[begin Entries provided]
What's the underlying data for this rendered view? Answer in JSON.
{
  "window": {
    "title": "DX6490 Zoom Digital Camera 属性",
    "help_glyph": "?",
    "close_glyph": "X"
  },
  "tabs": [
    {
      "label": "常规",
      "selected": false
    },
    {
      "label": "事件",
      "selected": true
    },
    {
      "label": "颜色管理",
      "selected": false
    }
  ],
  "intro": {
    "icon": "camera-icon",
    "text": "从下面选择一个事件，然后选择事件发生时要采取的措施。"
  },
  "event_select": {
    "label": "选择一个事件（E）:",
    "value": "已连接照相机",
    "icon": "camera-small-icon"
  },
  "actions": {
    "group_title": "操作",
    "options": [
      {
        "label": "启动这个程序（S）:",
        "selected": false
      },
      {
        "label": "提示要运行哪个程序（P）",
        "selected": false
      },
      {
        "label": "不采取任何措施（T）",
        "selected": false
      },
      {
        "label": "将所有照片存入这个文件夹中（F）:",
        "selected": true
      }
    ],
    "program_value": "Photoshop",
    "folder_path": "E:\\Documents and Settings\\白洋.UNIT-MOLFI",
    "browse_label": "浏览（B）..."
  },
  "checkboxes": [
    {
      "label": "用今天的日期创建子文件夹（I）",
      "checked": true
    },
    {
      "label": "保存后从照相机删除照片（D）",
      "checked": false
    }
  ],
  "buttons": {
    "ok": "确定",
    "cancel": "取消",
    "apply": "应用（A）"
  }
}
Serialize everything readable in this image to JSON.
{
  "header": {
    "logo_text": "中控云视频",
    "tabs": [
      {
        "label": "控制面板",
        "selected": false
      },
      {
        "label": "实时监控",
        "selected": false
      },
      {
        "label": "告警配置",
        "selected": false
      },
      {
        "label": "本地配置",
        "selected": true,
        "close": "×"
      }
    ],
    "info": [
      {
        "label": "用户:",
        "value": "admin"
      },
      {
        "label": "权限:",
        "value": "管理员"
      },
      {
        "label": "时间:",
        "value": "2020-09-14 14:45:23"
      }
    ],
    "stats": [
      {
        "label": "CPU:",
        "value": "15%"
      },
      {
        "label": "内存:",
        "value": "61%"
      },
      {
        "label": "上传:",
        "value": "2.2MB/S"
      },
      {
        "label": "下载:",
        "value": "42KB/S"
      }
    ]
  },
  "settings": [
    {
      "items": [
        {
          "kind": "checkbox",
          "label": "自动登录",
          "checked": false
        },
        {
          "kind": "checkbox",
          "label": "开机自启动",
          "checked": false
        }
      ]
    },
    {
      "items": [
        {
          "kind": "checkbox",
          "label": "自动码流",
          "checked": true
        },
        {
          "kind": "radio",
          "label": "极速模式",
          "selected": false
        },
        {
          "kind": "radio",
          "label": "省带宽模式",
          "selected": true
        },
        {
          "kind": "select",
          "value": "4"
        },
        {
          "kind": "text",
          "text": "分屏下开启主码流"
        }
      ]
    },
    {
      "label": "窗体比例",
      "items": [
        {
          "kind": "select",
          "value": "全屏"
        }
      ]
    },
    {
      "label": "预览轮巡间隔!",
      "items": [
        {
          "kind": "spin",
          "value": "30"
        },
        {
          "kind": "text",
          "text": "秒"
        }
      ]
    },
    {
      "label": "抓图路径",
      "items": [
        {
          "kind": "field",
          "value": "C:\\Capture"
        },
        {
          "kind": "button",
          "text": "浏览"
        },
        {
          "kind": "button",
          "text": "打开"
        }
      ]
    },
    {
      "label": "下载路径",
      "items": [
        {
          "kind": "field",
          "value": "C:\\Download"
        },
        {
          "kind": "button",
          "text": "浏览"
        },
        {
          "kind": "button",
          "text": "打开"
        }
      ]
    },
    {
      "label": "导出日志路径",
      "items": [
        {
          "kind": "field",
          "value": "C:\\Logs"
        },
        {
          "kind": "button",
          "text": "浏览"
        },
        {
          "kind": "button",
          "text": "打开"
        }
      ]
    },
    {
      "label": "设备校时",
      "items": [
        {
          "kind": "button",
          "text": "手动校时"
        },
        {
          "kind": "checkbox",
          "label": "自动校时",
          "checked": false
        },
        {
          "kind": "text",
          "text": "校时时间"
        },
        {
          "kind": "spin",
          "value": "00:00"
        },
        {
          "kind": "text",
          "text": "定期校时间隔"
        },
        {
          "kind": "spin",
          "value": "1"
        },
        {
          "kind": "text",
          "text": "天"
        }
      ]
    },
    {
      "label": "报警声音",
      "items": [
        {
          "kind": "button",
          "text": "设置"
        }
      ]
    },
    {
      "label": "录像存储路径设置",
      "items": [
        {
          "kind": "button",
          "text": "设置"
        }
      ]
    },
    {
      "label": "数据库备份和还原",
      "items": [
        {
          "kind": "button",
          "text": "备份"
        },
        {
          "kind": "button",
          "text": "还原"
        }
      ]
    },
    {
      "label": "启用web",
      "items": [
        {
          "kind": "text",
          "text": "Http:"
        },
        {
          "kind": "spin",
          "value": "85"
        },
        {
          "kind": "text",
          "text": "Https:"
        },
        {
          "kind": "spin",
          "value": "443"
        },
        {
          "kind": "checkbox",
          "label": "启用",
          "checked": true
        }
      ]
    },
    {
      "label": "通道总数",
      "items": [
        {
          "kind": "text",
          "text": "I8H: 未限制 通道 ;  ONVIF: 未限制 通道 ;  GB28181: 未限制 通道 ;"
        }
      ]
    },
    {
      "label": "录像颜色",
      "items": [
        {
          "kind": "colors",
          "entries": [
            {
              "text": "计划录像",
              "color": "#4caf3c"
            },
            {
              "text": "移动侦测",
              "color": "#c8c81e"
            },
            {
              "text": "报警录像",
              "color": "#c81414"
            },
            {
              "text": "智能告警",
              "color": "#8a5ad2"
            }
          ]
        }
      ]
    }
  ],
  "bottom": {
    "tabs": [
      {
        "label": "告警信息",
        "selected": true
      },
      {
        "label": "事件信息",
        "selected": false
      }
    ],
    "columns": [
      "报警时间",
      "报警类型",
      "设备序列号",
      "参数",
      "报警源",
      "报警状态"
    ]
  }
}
[end Entries provided]
• Task to carry out
Looking at the material above, count the lines that hold "icon" and give the total alone.

• Exercise solution
2